EXERCISE: In the listing below, find every line containing "network" and copy it out.

== RECORDS ==

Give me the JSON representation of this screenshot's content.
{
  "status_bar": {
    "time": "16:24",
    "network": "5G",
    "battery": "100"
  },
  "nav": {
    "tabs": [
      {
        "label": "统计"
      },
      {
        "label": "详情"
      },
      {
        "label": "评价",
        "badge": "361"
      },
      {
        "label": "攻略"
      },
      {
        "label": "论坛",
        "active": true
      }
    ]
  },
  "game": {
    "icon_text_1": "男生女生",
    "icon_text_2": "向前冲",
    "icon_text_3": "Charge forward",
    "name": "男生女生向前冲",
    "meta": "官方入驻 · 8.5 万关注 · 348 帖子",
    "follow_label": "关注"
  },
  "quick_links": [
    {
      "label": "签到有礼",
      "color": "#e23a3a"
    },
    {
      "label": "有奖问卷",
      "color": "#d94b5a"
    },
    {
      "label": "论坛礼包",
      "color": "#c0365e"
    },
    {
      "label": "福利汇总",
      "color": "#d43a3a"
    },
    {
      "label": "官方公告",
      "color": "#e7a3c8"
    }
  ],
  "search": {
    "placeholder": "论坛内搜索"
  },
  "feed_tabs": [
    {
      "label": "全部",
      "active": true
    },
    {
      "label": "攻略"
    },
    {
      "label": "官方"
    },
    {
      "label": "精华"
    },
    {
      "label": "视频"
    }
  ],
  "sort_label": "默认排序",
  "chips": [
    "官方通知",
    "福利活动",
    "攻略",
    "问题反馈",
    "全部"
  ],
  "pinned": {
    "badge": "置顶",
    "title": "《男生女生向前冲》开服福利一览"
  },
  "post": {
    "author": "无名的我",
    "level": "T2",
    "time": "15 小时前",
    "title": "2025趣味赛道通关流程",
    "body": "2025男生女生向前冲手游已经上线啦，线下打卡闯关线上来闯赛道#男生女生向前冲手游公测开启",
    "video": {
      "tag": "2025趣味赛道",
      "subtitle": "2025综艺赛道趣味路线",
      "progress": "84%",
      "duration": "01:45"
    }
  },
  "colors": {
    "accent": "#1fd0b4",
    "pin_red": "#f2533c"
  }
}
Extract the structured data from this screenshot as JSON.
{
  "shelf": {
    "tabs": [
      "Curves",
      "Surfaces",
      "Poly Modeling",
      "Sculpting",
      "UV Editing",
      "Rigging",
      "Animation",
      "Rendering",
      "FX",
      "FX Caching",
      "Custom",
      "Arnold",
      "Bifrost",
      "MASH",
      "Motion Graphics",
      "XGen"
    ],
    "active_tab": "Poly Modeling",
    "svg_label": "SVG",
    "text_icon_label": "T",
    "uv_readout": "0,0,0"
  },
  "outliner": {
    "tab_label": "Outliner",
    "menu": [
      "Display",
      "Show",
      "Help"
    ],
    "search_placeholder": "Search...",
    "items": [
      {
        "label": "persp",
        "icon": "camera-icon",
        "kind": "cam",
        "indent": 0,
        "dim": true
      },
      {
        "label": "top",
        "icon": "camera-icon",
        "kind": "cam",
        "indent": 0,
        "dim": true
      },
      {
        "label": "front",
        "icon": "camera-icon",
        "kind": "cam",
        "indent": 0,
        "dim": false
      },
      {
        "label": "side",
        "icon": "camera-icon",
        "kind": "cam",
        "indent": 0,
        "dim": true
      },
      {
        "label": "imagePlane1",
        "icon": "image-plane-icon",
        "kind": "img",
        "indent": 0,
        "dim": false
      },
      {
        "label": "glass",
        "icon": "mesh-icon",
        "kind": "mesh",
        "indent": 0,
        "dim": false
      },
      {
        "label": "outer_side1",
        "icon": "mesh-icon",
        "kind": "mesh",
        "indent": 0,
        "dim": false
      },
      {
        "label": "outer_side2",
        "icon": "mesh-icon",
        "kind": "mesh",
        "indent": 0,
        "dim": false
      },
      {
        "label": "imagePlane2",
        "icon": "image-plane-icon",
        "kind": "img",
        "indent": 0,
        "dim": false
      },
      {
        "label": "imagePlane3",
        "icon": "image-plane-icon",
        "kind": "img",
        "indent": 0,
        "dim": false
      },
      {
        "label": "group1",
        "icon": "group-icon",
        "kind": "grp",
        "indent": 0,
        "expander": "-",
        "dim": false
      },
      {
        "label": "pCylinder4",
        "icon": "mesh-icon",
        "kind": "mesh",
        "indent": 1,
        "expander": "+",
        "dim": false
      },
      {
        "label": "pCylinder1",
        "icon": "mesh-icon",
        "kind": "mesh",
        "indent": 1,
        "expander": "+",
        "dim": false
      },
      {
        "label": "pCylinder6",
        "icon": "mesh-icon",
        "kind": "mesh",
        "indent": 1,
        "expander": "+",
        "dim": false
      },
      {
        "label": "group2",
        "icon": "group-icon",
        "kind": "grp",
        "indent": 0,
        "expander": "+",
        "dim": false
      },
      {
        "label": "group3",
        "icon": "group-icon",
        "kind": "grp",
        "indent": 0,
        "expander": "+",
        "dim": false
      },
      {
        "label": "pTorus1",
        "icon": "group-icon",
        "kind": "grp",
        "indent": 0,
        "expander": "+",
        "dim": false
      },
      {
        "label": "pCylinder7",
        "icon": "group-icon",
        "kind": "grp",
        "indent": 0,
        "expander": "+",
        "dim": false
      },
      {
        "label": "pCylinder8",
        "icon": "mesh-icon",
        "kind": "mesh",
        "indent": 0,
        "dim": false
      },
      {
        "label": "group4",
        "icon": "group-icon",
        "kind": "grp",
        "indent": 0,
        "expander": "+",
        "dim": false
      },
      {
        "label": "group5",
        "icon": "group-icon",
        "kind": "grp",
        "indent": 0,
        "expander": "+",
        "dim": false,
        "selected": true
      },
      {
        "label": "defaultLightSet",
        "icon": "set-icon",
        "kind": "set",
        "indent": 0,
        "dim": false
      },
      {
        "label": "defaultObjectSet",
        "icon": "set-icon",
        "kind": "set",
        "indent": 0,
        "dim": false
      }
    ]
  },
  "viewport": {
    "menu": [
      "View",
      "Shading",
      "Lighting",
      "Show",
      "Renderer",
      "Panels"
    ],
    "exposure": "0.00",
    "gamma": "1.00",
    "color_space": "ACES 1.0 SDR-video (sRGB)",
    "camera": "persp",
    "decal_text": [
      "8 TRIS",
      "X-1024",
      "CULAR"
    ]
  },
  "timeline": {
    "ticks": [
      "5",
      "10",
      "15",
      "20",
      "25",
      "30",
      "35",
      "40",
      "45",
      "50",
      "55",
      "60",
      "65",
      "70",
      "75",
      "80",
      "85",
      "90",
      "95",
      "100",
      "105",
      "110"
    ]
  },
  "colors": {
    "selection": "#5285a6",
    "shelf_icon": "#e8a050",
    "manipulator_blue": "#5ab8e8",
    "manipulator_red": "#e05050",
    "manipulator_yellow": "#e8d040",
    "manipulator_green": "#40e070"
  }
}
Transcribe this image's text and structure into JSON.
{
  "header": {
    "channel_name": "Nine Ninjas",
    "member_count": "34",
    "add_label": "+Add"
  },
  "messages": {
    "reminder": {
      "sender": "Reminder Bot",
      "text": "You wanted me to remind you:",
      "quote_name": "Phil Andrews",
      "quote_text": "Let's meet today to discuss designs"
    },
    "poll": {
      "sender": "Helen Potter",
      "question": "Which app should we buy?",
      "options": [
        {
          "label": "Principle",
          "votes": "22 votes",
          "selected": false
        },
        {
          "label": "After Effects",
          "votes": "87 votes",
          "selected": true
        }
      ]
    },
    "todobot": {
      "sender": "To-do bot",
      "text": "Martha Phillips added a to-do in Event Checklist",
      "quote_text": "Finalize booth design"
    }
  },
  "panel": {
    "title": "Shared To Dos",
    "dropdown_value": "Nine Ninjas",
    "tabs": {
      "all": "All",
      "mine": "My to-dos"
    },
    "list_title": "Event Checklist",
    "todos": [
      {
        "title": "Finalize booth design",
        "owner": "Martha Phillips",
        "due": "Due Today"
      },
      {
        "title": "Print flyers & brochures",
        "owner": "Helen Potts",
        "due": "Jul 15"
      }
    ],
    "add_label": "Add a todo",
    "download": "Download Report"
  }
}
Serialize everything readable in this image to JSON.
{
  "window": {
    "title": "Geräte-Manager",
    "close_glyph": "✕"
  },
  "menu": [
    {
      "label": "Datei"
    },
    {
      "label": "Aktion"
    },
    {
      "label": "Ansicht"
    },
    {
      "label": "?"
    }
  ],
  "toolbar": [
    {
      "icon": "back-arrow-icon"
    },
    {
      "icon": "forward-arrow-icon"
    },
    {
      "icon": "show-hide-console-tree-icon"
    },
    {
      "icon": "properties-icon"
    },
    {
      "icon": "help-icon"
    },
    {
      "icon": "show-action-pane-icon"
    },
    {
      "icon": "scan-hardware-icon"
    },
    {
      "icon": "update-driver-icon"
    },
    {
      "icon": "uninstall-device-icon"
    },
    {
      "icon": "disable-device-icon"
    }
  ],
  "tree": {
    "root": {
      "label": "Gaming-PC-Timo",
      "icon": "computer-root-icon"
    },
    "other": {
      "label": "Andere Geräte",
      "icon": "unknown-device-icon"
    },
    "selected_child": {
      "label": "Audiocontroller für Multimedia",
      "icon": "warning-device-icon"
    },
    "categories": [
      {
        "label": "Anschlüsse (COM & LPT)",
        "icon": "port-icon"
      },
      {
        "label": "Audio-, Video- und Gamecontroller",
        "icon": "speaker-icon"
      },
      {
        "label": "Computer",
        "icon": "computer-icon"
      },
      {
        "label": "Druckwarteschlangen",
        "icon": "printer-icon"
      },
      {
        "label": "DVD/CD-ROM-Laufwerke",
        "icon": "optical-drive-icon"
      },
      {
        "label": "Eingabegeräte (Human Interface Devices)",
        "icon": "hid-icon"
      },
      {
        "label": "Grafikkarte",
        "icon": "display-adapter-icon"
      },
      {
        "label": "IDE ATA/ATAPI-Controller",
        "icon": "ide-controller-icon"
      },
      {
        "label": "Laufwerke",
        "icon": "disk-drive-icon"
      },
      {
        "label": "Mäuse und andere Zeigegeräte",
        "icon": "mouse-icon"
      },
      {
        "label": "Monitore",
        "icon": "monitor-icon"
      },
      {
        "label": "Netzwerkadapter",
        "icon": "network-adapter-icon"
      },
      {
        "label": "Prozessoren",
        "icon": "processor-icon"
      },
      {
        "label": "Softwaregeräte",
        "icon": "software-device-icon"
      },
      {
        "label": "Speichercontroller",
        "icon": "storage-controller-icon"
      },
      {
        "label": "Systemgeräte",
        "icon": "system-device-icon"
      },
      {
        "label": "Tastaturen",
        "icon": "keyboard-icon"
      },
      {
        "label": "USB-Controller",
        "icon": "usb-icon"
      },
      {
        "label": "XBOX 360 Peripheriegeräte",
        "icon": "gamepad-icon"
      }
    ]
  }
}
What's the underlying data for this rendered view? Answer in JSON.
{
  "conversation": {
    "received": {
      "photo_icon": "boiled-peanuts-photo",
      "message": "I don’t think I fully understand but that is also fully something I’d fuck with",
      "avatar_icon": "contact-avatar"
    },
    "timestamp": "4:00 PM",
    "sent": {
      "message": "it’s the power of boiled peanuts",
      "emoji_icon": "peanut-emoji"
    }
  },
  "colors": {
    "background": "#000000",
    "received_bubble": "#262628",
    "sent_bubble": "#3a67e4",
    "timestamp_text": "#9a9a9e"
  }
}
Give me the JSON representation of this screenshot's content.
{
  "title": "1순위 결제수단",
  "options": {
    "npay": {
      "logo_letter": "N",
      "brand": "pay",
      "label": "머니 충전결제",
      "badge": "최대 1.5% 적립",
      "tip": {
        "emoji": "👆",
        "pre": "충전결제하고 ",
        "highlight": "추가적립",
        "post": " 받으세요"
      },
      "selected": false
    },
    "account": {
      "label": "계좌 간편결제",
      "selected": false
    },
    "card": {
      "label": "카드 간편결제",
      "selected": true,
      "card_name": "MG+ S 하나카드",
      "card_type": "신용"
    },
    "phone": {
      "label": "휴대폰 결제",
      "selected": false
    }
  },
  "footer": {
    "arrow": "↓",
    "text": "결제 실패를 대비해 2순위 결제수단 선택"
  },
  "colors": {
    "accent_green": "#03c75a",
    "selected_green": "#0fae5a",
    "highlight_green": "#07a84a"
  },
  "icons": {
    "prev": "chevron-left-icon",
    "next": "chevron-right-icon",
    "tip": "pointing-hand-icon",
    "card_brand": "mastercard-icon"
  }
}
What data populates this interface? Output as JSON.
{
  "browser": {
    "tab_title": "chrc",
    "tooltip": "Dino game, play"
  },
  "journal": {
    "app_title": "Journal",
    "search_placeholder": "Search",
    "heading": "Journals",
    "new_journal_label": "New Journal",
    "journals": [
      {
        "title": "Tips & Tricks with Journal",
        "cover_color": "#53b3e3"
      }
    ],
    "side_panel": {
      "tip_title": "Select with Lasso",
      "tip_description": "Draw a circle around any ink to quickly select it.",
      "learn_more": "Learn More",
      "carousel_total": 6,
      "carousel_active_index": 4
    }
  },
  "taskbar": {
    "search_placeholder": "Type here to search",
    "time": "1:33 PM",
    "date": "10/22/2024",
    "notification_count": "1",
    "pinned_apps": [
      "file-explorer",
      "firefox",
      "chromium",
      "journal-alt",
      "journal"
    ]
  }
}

===

EXPECTED OUTPUT:
    "network": "5G",
        "icon": "network-adapter-icon"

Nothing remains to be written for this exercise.